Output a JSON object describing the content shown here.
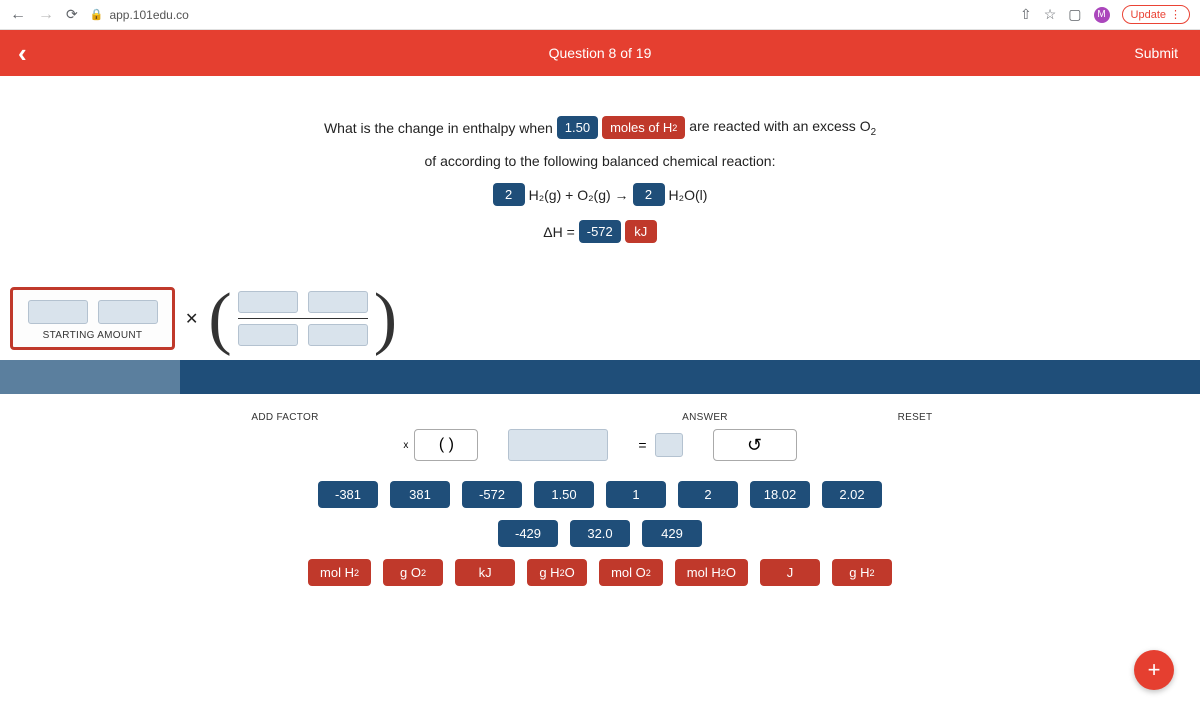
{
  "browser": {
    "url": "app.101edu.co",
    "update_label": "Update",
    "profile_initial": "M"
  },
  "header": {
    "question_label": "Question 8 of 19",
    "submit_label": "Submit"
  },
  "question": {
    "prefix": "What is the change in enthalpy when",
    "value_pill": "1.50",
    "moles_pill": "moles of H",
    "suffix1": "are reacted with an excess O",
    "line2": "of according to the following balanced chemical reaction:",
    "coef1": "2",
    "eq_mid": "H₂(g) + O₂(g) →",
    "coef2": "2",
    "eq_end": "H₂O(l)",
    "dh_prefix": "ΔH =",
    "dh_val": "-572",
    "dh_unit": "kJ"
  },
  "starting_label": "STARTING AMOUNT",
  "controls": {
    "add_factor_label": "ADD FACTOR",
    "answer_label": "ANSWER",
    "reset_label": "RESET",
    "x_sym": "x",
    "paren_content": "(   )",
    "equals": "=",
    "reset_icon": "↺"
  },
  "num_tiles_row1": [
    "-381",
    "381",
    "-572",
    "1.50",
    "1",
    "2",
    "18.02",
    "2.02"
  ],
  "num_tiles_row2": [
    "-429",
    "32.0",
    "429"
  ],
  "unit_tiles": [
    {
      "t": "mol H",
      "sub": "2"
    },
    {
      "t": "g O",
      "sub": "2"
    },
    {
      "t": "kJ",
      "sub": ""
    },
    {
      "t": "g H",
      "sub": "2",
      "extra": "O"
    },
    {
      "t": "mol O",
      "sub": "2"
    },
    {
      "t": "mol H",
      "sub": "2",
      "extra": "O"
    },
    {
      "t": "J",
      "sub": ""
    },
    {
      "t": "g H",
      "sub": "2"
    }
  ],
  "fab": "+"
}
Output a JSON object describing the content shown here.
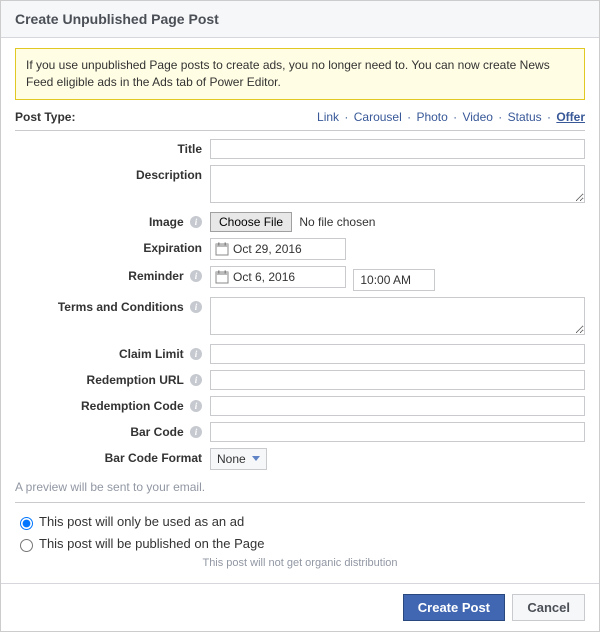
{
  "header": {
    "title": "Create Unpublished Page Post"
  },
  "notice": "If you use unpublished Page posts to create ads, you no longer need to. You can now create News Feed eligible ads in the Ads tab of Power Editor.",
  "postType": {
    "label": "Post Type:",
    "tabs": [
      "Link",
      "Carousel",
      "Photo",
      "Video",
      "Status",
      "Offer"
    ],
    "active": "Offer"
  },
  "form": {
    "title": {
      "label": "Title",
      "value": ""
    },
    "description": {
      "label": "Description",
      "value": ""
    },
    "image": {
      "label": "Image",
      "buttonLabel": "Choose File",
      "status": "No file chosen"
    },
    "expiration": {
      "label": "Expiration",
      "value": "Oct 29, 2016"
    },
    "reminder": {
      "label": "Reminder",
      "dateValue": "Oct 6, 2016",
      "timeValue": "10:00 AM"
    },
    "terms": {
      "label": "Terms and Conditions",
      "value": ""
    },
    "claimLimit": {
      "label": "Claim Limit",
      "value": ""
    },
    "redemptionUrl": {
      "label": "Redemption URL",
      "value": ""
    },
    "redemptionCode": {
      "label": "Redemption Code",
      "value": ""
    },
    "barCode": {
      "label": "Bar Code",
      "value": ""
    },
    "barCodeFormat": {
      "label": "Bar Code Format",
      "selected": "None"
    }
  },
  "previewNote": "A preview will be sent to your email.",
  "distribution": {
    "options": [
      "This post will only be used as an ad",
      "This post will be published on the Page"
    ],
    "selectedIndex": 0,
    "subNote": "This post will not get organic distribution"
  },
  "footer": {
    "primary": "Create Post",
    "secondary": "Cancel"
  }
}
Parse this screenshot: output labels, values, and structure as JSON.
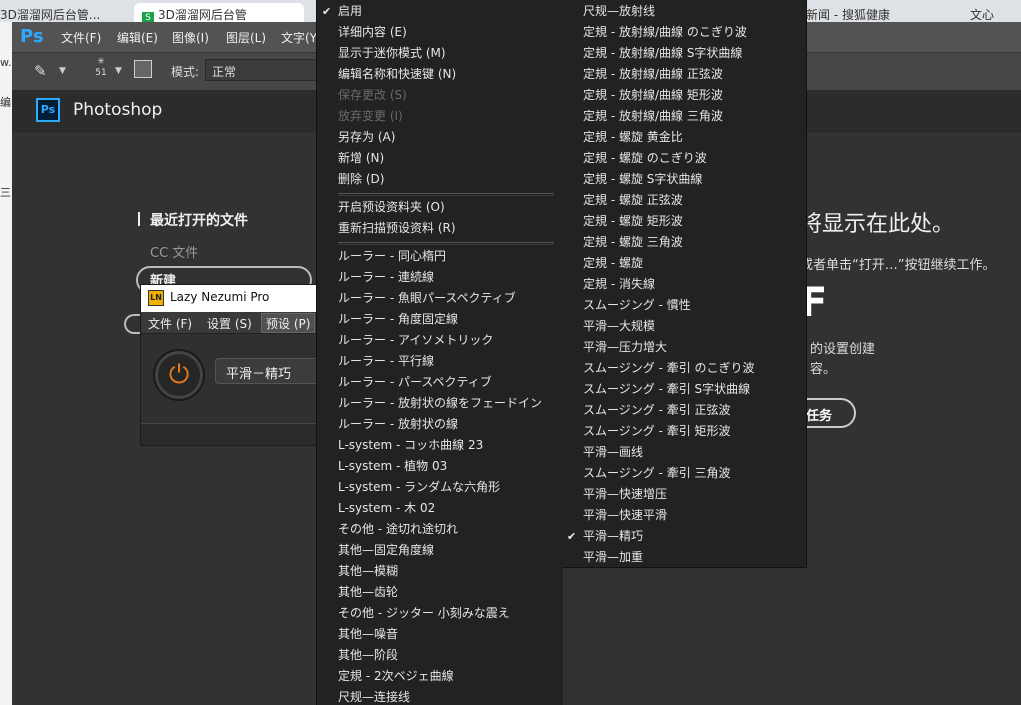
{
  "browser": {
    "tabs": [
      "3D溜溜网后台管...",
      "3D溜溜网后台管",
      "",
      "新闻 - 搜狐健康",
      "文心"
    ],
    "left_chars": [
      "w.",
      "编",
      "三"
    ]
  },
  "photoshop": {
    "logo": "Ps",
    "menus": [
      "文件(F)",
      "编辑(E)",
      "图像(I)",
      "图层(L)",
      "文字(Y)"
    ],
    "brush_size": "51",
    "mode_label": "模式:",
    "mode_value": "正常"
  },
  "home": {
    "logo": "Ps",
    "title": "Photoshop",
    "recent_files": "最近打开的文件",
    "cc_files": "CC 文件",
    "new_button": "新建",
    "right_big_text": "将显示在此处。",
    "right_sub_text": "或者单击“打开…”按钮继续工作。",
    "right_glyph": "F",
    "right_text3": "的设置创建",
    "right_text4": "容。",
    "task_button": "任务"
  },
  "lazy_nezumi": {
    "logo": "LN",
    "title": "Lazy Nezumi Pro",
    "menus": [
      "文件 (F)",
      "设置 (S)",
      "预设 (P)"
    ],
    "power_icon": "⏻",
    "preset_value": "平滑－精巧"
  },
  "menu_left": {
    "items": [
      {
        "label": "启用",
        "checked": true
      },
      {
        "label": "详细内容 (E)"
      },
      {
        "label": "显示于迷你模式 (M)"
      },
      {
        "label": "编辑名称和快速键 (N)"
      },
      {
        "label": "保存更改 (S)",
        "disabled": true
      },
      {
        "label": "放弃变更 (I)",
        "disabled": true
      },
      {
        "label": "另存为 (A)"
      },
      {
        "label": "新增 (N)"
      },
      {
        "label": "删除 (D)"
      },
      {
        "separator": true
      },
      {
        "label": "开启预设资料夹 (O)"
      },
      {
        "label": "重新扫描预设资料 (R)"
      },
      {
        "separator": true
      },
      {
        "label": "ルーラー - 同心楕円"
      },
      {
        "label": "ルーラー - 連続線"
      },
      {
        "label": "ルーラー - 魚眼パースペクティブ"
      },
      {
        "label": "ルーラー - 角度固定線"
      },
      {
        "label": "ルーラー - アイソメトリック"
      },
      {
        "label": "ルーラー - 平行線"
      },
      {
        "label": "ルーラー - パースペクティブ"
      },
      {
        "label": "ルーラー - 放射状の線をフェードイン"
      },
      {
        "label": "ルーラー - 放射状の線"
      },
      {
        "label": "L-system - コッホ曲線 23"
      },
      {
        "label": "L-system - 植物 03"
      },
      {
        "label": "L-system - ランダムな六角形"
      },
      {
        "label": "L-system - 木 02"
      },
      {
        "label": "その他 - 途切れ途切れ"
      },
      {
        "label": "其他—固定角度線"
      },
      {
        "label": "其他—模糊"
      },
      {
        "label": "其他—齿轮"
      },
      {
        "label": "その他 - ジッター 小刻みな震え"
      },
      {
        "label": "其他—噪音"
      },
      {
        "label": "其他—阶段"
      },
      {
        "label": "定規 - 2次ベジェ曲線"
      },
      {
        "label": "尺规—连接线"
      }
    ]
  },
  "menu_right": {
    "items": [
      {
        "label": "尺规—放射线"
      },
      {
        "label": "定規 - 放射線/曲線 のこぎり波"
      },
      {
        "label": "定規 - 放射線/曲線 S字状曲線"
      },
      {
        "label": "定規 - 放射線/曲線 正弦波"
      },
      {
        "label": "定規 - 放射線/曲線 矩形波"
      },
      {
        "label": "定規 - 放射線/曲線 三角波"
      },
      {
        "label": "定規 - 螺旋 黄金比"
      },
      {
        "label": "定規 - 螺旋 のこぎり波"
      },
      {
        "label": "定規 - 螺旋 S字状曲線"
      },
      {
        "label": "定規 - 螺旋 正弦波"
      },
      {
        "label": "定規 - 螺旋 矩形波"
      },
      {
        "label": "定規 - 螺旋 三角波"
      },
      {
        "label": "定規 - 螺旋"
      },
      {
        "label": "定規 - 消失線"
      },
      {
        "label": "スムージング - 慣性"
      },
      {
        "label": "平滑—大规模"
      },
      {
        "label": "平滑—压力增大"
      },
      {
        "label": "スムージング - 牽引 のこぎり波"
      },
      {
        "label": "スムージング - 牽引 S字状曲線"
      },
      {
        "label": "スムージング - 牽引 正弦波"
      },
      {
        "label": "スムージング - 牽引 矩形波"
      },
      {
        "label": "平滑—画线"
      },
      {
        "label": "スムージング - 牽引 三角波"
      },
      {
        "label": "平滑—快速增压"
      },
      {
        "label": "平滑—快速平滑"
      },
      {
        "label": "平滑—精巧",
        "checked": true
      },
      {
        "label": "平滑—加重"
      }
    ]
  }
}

********************

The request: Track down every line with the word "ルーラー" and copy it.

Solution to this problem:
        "label": "ルーラー - 同心楕円"
        "label": "ルーラー - 連続線"
        "label": "ルーラー - 魚眼パースペクティブ"
        "label": "ルーラー - 角度固定線"
        "label": "ルーラー - アイソメトリック"
        "label": "ルーラー - 平行線"
        "label": "ルーラー - パースペクティブ"
        "label": "ルーラー - 放射状の線をフェードイン"
        "label": "ルーラー - 放射状の線"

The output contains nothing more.